Work instructions |
1. According to the piece on the National Industrial Transportation League, why do shippers and carriers share some common interests when it comes to regulating rail freight? Please answer in one to three sentences.
2. Write out the passage from the piece on the National Industrial Transportation League between "As logistics development" and "of a shipper.", inclusive.

Text shown |
* * * * * * * * *
As logistics development manager for forest products giant Weyerhaeuser Co. (www.weyerhaeuser.com), John Ficker was keenly aware of the need to move freight better, faster and cheaper. Now, as president of the National Industrial Transportation League (www.nitl.org), one of his goals is to capitalize on the association’s network of transportation professionals and help others deliver on those goals.
“The issues around modes are still paramount,” he says. “But most freight doesn’t stay on just one mode of transportation.” And today, transportation users don’t always fit the traditional definition of a shipper.
Case in point: Ficker’s former company, Weyerhaeuser, is one of the country’s largest users of box cars. But other big rail users include UPS and truckload carriers J.B. Hunt and Schneider National. Thus, both shippers and carriers share some common interests at the legislative level when it comes to regulating rail freight.
Under the present NITLeague structure, shippers and carriers can jointly participate in a rail committee to address those common interests and to help NITLeague develop policy positions it will present to legislators engaged in big issues like reauthorization of infrastructure funding under TEA-21, or assist members in influencing local or regional policy matters. Prior to 2002, this would not have been possible.
Despite some opposition from shipper members, last year carriers were given the right to full membership, including voting rights and the ability to hold board positions. Ficker is determined to push past old adversarial relationships and encourage collaboration.
* * * * * * * * *
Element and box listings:

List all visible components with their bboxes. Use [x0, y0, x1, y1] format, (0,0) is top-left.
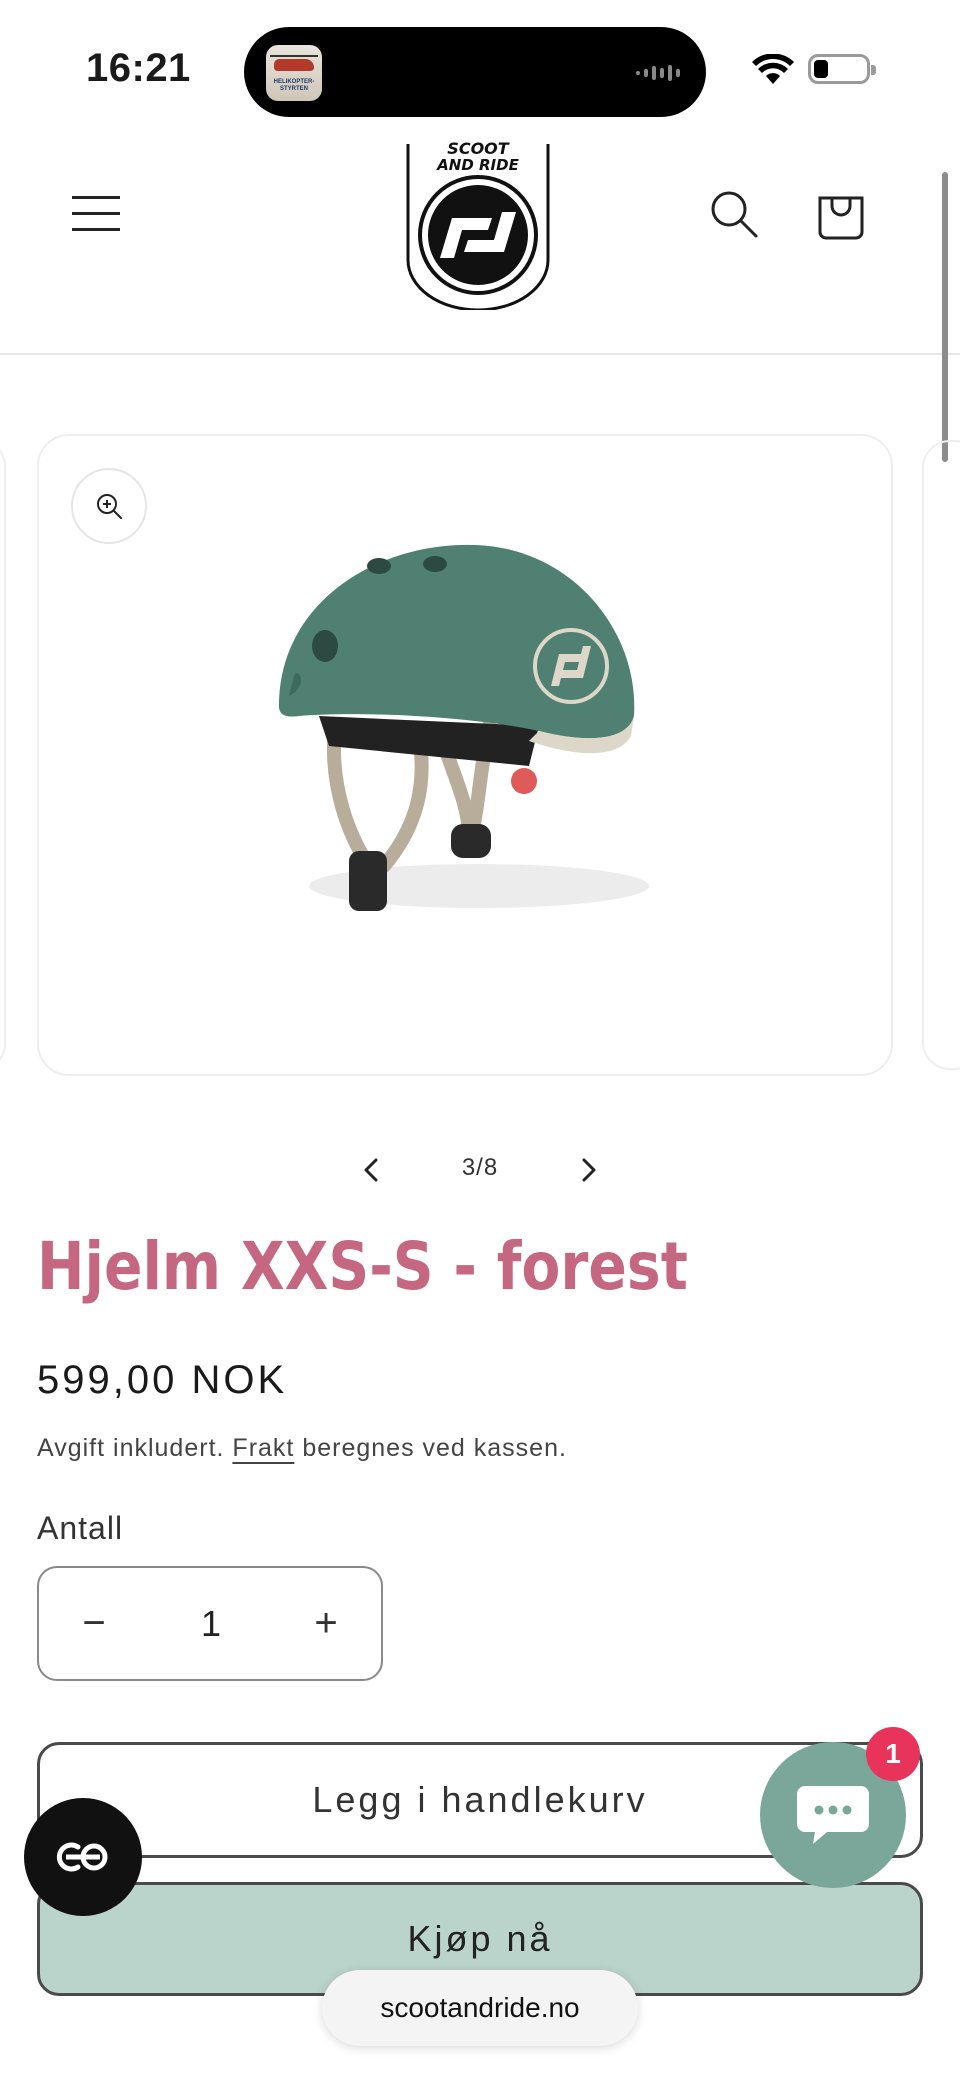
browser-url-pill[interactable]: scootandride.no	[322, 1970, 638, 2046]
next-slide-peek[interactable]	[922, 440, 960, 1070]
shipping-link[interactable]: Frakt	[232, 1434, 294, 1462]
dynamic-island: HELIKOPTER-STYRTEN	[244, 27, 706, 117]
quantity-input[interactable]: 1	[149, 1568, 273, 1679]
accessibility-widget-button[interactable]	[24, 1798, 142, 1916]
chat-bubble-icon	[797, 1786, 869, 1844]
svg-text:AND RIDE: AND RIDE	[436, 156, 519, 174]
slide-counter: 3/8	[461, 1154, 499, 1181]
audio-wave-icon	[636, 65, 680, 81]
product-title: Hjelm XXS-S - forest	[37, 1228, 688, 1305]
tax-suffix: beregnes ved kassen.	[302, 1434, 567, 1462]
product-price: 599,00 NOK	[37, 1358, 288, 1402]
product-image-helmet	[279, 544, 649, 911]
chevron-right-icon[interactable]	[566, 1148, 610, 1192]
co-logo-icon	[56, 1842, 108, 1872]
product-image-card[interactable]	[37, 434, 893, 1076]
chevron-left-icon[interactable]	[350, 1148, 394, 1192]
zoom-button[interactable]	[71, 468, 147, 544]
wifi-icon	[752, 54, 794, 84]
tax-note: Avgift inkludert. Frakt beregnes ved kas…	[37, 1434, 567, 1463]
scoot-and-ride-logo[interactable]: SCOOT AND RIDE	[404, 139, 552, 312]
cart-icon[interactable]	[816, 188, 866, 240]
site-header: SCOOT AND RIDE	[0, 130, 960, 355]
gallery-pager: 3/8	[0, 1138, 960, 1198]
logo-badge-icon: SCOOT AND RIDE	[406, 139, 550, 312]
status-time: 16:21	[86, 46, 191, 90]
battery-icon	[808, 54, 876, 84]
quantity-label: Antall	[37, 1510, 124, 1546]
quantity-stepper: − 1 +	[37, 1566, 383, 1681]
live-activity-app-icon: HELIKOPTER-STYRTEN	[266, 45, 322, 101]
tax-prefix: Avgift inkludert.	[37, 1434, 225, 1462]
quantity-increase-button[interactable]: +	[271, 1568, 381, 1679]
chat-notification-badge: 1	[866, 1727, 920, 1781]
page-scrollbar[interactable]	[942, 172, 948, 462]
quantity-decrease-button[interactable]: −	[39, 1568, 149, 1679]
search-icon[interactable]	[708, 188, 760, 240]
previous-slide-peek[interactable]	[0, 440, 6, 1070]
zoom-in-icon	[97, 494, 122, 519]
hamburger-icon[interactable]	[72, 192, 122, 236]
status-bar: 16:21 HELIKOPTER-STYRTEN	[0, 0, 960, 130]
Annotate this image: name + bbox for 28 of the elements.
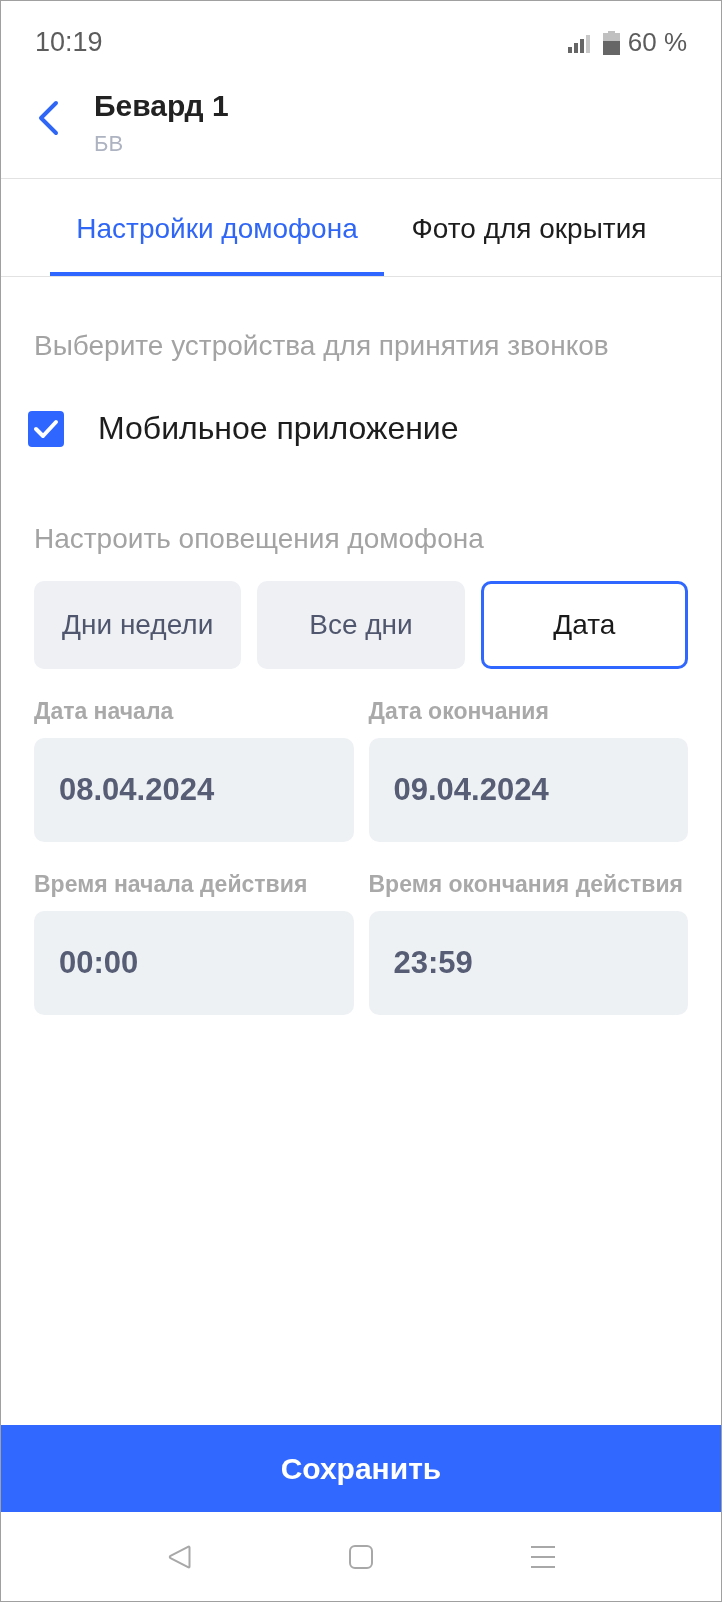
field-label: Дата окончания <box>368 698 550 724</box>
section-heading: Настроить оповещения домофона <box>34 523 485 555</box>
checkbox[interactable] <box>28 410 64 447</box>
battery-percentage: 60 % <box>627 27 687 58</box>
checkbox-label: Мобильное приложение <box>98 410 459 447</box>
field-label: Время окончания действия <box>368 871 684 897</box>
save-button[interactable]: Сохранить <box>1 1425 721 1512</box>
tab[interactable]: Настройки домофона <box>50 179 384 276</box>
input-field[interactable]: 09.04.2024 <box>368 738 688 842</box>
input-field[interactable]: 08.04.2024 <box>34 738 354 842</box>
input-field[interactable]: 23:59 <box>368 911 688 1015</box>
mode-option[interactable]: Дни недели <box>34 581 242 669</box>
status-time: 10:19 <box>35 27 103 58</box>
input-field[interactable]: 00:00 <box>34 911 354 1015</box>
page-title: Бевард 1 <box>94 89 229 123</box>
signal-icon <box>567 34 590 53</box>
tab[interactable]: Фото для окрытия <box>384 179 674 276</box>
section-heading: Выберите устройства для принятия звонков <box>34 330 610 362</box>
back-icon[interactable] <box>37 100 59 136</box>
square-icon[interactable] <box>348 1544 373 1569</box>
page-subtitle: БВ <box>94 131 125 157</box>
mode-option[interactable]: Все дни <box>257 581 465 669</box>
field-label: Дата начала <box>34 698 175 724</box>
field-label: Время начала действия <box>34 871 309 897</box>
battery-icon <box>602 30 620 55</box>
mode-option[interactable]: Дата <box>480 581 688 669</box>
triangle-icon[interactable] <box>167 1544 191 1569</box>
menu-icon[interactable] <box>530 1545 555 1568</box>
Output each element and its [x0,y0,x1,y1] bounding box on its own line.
* * * * * * * * *
Exercise answers |
1. Both groups are big users of rail. Weyerhaeuser, a shipper, is one of the country's largest users of box cars, and carriers such as UPS, J.B. Hunt and Schneider National are also big rail users.

2.
As logistics development manager for forest products giant Weyerhaeuser Co. (www.weyerhaeuser.com), John Ficker was keenly aware of the need to move freight better, faster and cheaper. Now, as president of the National Industrial Transportation League (www.nitl.org), one of his goals is to capitalize on the association’s network of transportation professionals and help others deliver on those goals.
“The issues around modes are still paramount,” he says. “But most freight doesn’t stay on just one mode of transportation.” And today, transportation users don’t always fit the traditional definition of a shipper.